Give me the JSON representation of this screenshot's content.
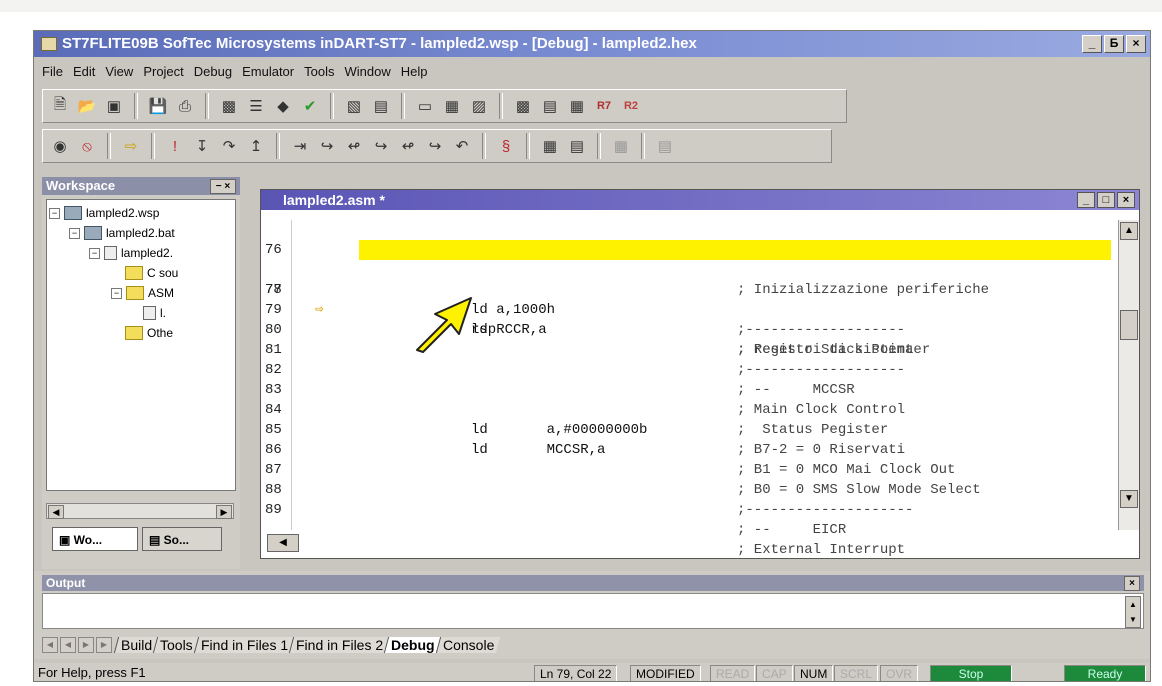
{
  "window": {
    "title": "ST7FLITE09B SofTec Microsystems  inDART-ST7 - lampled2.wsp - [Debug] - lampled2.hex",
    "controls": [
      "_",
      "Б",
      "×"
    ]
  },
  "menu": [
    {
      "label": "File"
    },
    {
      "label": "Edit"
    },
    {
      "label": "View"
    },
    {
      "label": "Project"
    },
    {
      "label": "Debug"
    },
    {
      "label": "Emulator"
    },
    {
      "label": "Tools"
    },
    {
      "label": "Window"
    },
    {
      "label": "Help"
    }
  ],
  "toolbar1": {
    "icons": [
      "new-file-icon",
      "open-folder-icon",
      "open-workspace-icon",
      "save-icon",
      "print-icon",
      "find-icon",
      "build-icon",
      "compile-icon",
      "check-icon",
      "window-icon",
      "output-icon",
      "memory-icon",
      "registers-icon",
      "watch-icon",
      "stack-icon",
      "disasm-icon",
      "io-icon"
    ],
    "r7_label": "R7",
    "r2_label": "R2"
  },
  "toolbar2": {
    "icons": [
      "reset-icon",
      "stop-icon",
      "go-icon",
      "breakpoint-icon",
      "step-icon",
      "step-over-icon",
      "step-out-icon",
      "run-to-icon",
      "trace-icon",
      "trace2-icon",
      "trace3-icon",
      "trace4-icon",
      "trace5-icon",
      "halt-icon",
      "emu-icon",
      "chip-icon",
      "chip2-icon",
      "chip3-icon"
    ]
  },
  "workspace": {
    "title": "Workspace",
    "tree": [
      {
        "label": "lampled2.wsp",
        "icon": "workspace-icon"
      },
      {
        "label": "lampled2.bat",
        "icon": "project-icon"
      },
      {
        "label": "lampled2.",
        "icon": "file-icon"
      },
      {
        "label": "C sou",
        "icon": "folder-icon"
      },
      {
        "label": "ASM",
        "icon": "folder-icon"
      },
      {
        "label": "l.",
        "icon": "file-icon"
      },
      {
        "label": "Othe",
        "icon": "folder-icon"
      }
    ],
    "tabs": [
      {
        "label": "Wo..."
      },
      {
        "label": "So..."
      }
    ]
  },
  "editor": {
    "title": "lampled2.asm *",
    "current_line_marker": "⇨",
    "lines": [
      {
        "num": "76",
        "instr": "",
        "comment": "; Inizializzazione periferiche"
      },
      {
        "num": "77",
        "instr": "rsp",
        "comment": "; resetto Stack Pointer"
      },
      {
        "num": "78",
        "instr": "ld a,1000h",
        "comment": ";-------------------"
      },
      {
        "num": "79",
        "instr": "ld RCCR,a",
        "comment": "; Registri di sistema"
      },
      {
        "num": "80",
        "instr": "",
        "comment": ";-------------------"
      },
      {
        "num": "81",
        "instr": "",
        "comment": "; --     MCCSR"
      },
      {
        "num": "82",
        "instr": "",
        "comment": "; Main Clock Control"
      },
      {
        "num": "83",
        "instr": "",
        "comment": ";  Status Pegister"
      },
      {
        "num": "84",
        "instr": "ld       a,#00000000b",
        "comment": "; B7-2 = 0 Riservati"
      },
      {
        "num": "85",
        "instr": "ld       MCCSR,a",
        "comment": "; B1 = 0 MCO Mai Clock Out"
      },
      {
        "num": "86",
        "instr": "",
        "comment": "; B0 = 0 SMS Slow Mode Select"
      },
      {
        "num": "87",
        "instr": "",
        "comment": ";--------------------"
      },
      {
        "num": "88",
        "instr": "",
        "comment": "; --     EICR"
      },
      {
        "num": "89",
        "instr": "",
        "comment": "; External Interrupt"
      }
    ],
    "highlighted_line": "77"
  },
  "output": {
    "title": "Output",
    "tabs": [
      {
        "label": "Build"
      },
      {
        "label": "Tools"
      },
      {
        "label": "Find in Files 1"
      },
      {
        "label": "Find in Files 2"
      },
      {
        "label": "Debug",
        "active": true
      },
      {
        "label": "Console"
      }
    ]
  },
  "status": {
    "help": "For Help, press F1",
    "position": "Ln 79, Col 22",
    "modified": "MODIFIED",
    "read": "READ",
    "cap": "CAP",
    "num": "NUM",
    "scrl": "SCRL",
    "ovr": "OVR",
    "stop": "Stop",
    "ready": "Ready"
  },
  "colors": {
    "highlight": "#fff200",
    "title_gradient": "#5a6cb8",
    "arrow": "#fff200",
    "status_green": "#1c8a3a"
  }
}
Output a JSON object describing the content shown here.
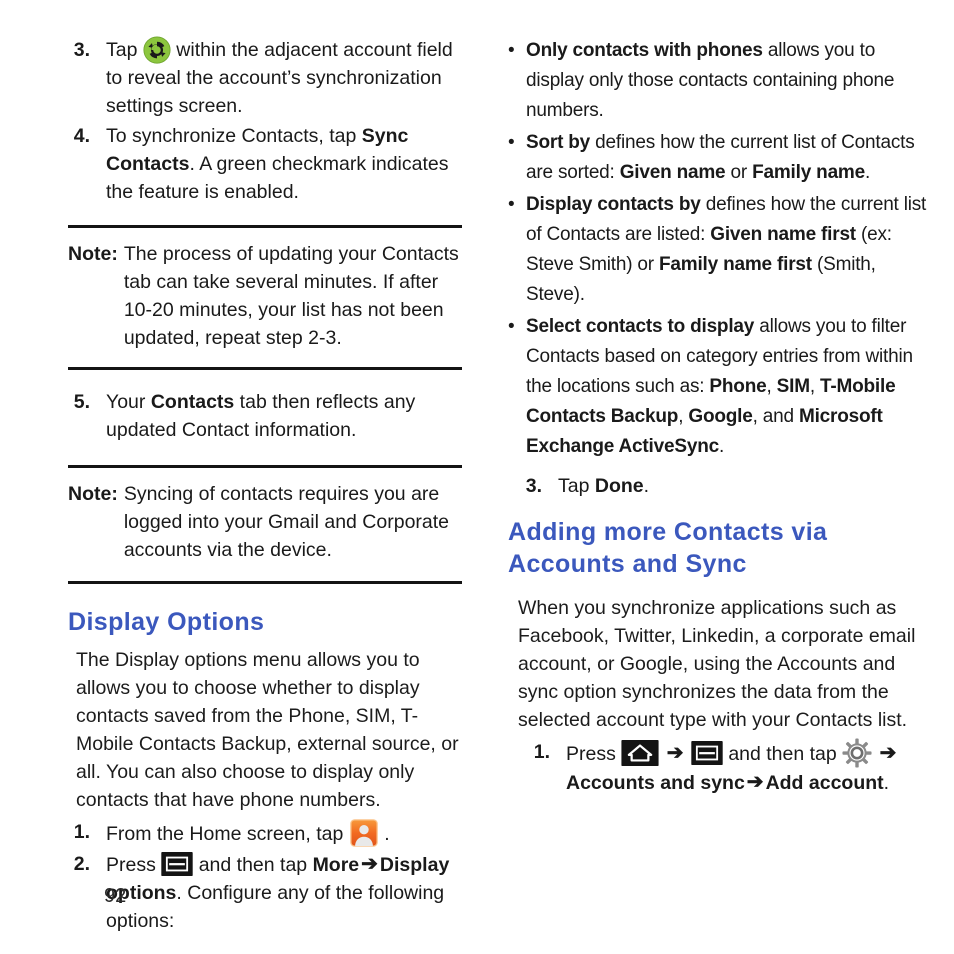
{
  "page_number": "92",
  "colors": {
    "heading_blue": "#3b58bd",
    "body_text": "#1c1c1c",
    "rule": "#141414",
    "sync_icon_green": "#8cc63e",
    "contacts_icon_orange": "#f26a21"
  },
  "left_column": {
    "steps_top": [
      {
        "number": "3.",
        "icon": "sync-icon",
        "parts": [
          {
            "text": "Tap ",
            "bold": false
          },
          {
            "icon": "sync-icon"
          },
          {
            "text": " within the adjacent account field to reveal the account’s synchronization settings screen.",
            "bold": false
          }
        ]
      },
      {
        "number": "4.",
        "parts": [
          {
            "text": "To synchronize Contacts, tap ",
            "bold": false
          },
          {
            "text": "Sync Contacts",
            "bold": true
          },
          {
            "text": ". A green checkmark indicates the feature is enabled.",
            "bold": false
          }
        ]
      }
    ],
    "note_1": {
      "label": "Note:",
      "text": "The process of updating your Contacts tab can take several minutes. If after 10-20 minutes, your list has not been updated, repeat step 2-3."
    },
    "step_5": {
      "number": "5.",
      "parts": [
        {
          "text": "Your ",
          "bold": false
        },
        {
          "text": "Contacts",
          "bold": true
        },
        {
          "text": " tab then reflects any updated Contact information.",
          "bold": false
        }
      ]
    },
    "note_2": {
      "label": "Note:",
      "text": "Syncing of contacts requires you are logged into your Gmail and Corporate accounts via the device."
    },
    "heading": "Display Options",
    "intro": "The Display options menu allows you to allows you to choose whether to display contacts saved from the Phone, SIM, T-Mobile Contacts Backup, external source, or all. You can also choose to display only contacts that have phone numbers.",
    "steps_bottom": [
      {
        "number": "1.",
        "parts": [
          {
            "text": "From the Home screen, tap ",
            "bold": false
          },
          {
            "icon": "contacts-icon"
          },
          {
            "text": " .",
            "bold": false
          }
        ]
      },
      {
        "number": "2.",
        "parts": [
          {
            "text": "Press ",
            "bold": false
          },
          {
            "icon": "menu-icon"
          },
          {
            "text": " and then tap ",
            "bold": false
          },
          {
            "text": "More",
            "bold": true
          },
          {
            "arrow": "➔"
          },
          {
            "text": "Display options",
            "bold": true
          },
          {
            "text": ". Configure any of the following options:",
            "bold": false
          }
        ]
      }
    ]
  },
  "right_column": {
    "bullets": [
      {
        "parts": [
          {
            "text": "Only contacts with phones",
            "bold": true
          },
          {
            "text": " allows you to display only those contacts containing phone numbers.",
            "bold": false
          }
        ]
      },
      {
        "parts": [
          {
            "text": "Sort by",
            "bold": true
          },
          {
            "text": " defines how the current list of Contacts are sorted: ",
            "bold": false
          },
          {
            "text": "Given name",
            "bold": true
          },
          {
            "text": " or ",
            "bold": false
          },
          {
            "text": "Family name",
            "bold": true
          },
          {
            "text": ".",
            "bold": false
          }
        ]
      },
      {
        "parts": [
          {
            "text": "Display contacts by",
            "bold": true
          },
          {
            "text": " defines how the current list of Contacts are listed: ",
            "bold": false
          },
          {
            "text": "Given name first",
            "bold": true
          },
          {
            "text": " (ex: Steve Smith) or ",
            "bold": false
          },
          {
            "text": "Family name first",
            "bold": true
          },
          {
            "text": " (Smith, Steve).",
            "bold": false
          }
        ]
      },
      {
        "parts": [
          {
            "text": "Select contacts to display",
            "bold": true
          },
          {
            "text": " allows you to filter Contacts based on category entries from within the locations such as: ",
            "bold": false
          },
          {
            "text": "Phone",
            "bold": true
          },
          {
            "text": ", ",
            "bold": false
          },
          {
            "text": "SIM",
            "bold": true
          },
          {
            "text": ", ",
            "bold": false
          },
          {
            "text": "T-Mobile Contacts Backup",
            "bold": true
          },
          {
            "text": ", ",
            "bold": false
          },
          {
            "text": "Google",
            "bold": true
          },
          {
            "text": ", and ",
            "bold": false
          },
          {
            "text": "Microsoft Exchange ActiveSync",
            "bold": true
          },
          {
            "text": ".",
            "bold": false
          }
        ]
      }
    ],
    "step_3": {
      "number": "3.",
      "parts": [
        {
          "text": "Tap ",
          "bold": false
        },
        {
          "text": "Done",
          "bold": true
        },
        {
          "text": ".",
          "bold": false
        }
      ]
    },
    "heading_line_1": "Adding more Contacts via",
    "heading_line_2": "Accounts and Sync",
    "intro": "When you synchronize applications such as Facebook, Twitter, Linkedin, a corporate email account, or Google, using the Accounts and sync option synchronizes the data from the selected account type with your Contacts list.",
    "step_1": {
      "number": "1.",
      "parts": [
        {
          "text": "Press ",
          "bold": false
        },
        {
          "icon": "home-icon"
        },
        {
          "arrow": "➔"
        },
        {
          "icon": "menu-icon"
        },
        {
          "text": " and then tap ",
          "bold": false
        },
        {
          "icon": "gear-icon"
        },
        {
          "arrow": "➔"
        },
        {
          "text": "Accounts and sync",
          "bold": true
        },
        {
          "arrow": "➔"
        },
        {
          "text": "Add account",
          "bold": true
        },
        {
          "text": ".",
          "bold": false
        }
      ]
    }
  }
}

+ + +

- _Task goal_: Report each line in the data that holds the word "Clock".

- _Exercise solution_:
        "comment": "; Main Clock Control"
        "comment": "; B1 = 0 MCO Mai Clock Out"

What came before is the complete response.